>>>
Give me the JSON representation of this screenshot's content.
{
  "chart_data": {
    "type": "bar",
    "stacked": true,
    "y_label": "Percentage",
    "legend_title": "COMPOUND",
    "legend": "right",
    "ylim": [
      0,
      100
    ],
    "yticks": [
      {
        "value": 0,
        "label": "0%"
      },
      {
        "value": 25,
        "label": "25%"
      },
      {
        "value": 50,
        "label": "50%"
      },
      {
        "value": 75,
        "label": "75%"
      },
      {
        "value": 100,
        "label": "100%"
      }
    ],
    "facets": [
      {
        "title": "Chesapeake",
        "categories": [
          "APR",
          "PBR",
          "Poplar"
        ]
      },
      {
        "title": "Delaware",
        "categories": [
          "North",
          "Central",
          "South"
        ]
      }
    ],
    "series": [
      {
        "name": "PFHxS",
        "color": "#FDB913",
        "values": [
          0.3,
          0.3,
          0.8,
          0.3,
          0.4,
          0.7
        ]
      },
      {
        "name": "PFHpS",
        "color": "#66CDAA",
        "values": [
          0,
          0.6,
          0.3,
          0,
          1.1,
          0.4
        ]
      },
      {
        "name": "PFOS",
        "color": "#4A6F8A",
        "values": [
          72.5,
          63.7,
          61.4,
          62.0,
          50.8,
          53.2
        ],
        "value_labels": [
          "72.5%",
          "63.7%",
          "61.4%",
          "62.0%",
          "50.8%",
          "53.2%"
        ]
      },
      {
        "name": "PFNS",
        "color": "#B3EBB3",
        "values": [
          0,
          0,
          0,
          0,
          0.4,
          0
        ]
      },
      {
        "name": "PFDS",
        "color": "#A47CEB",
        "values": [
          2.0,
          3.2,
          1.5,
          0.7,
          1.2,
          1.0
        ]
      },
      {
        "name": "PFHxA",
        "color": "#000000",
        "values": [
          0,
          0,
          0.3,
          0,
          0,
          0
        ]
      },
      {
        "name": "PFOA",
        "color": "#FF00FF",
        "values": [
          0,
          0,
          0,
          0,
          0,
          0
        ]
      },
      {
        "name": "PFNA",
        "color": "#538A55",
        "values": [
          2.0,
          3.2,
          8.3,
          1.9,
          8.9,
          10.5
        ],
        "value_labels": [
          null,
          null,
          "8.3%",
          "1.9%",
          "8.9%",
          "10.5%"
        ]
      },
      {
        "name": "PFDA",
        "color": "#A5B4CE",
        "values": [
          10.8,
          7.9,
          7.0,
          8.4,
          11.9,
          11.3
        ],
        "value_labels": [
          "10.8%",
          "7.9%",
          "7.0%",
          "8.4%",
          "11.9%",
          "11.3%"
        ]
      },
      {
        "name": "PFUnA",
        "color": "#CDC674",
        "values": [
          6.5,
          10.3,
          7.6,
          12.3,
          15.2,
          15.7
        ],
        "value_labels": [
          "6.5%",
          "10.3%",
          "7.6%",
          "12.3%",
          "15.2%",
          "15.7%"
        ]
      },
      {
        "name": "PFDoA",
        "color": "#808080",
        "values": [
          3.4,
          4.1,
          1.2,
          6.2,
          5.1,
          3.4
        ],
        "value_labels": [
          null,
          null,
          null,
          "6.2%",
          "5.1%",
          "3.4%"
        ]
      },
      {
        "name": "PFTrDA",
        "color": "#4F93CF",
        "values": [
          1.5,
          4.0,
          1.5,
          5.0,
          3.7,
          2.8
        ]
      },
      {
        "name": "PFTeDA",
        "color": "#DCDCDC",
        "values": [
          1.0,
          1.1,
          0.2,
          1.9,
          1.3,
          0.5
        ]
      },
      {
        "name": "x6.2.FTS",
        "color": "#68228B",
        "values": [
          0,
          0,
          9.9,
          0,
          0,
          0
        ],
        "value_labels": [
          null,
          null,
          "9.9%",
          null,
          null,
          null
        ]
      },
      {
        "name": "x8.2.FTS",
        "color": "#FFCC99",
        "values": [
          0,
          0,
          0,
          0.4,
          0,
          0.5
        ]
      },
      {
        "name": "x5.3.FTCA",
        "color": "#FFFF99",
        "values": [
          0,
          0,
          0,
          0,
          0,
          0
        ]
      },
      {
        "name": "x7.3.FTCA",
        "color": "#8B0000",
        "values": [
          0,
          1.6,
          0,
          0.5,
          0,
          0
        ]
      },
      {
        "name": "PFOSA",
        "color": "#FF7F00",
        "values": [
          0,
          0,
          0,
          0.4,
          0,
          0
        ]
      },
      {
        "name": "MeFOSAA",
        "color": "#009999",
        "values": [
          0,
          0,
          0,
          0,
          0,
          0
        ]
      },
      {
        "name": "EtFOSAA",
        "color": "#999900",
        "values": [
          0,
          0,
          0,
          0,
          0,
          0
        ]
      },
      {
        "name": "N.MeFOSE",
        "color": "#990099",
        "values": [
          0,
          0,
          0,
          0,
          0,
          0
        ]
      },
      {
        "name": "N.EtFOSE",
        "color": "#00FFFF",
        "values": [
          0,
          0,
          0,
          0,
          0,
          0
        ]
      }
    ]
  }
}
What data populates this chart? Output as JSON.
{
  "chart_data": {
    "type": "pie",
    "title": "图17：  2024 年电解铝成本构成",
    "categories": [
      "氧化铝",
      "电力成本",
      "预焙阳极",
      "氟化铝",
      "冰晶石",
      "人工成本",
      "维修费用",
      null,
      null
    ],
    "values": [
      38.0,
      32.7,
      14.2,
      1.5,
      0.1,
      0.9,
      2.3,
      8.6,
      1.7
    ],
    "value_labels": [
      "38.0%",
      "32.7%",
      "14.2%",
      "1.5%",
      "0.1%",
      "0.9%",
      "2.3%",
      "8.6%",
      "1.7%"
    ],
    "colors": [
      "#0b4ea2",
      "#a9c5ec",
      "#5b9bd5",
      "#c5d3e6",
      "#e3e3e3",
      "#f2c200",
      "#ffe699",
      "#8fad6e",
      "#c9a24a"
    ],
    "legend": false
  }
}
<<<
GIVEN EXERCISE: Print again each line of the listing above, exactly as it appears.

ANSWER TO THIS EXERCISE:
Give me the JSON representation of this screenshot's content.
{
  "chart_data": {
    "type": "bar",
    "stacked": true,
    "y_label": "Percentage",
    "legend_title": "COMPOUND",
    "legend": "right",
    "ylim": [
      0,
      100
    ],
    "yticks": [
      {
        "value": 0,
        "label": "0%"
      },
      {
        "value": 25,
        "label": "25%"
      },
      {
        "value": 50,
        "label": "50%"
      },
      {
        "value": 75,
        "label": "75%"
      },
      {
        "value": 100,
        "label": "100%"
      }
    ],
    "facets": [
      {
        "title": "Chesapeake",
        "categories": [
          "APR",
          "PBR",
          "Poplar"
        ]
      },
      {
        "title": "Delaware",
        "categories": [
          "North",
          "Central",
          "South"
        ]
      }
    ],
    "series": [
      {
        "name": "PFHxS",
        "color": "#FDB913",
        "values": [
          0.3,
          0.3,
          0.8,
          0.3,
          0.4,
          0.7
        ]
      },
      {
        "name": "PFHpS",
        "color": "#66CDAA",
        "values": [
          0,
          0.6,
          0.3,
          0,
          1.1,
          0.4
        ]
      },
      {
        "name": "PFOS",
        "color": "#4A6F8A",
        "values": [
          72.5,
          63.7,
          61.4,
          62.0,
          50.8,
          53.2
        ],
        "value_labels": [
          "72.5%",
          "63.7%",
          "61.4%",
          "62.0%",
          "50.8%",
          "53.2%"
        ]
      },
      {
        "name": "PFNS",
        "color": "#B3EBB3",
        "values": [
          0,
          0,
          0,
          0,
          0.4,
          0
        ]
      },
      {
        "name": "PFDS",
        "color": "#A47CEB",
        "values": [
          2.0,
          3.2,
          1.5,
          0.7,
          1.2,
          1.0
        ]
      },
      {
        "name": "PFHxA",
        "color": "#000000",
        "values": [
          0,
          0,
          0.3,
          0,
          0,
          0
        ]
      },
      {
        "name": "PFOA",
        "color": "#FF00FF",
        "values": [
          0,
          0,
          0,
          0,
          0,
          0
        ]
      },
      {
        "name": "PFNA",
        "color": "#538A55",
        "values": [
          2.0,
          3.2,
          8.3,
          1.9,
          8.9,
          10.5
        ],
        "value_labels": [
          null,
          null,
          "8.3%",
          "1.9%",
          "8.9%",
          "10.5%"
        ]
      },
      {
        "name": "PFDA",
        "color": "#A5B4CE",
        "values": [
          10.8,
          7.9,
          7.0,
          8.4,
          11.9,
          11.3
        ],
        "value_labels": [
          "10.8%",
          "7.9%",
          "7.0%",
          "8.4%",
          "11.9%",
          "11.3%"
        ]
      },
      {
        "name": "PFUnA",
        "color": "#CDC674",
        "values": [
          6.5,
          10.3,
          7.6,
          12.3,
          15.2,
          15.7
        ],
        "value_labels": [
          "6.5%",
          "10.3%",
          "7.6%",
          "12.3%",
          "15.2%",
          "15.7%"
        ]
      },
      {
        "name": "PFDoA",
        "color": "#808080",
        "values": [
          3.4,
          4.1,
          1.2,
          6.2,
          5.1,
          3.4
        ],
        "value_labels": [
          null,
          null,
          null,
          "6.2%",
          "5.1%",
          "3.4%"
        ]
      },
      {
        "name": "PFTrDA",
        "color": "#4F93CF",
        "values": [
          1.5,
          4.0,
          1.5,
          5.0,
          3.7,
          2.8
        ]
      },
      {
        "name": "PFTeDA",
        "color": "#DCDCDC",
        "values": [
          1.0,
          1.1,
          0.2,
          1.9,
          1.3,
          0.5
        ]
      },
      {
        "name": "x6.2.FTS",
        "color": "#68228B",
        "values": [
          0,
          0,
          9.9,
          0,
          0,
          0
        ],
        "value_labels": [
          null,
          null,
          "9.9%",
          null,
          null,
          null
        ]
      },
      {
        "name": "x8.2.FTS",
        "color": "#FFCC99",
        "values": [
          0,
          0,
          0,
          0.4,
          0,
          0.5
        ]
      },
      {
        "name": "x5.3.FTCA",
        "color": "#FFFF99",
        "values": [
          0,
          0,
          0,
          0,
          0,
          0
        ]
      },
      {
        "name": "x7.3.FTCA",
        "color": "#8B0000",
        "values": [
          0,
          1.6,
          0,
          0.5,
          0,
          0
        ]
      },
      {
        "name": "PFOSA",
        "color": "#FF7F00",
        "values": [
          0,
          0,
          0,
          0.4,
          0,
          0
        ]
      },
      {
        "name": "MeFOSAA",
        "color": "#009999",
        "values": [
          0,
          0,
          0,
          0,
          0,
          0
        ]
      },
      {
        "name": "EtFOSAA",
        "color": "#999900",
        "values": [
          0,
          0,
          0,
          0,
          0,
          0
        ]
      },
      {
        "name": "N.MeFOSE",
        "color": "#990099",
        "values": [
          0,
          0,
          0,
          0,
          0,
          0
        ]
      },
      {
        "name": "N.EtFOSE",
        "color": "#00FFFF",
        "values": [
          0,
          0,
          0,
          0,
          0,
          0
        ]
      }
    ]
  }
}
What data populates this chart? Output as JSON.
{
  "chart_data": {
    "type": "pie",
    "title": "图17：  2024 年电解铝成本构成",
    "categories": [
      "氧化铝",
      "电力成本",
      "预焙阳极",
      "氟化铝",
      "冰晶石",
      "人工成本",
      "维修费用",
      null,
      null
    ],
    "values": [
      38.0,
      32.7,
      14.2,
      1.5,
      0.1,
      0.9,
      2.3,
      8.6,
      1.7
    ],
    "value_labels": [
      "38.0%",
      "32.7%",
      "14.2%",
      "1.5%",
      "0.1%",
      "0.9%",
      "2.3%",
      "8.6%",
      "1.7%"
    ],
    "colors": [
      "#0b4ea2",
      "#a9c5ec",
      "#5b9bd5",
      "#c5d3e6",
      "#e3e3e3",
      "#f2c200",
      "#ffe699",
      "#8fad6e",
      "#c9a24a"
    ],
    "legend": false
  }
}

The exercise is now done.